** Begin AVAILABLE RECORDS **

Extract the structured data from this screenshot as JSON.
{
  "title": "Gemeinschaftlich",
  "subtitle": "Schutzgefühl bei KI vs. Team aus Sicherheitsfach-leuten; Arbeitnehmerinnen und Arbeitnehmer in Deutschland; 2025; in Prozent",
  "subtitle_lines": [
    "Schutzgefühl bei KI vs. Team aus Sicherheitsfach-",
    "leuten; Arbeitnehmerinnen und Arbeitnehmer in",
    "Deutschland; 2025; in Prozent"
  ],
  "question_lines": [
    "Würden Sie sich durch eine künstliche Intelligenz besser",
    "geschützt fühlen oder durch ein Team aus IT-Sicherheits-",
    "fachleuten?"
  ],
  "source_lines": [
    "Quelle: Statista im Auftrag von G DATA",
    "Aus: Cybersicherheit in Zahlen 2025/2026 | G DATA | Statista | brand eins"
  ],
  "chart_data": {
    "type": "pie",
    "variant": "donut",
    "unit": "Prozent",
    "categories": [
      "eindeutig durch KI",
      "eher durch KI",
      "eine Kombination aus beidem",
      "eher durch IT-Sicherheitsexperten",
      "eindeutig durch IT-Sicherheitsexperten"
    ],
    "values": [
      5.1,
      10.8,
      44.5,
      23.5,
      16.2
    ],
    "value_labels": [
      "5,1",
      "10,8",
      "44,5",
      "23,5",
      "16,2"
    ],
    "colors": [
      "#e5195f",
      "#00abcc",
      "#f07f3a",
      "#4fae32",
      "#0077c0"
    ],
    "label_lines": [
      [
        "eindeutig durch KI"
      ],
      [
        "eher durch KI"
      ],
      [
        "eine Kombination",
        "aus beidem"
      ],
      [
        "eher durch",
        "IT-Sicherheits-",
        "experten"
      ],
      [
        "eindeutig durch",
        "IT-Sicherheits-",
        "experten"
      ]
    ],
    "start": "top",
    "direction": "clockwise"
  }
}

** End AVAILABLE RECORDS **

### WHAT IS BEING ASKED
Search the entries for "Sicherheitsexperten" and copy out each line that has it.

### ANSWER
      "eher durch IT-Sicherheitsexperten",
      "eindeutig durch IT-Sicherheitsexperten"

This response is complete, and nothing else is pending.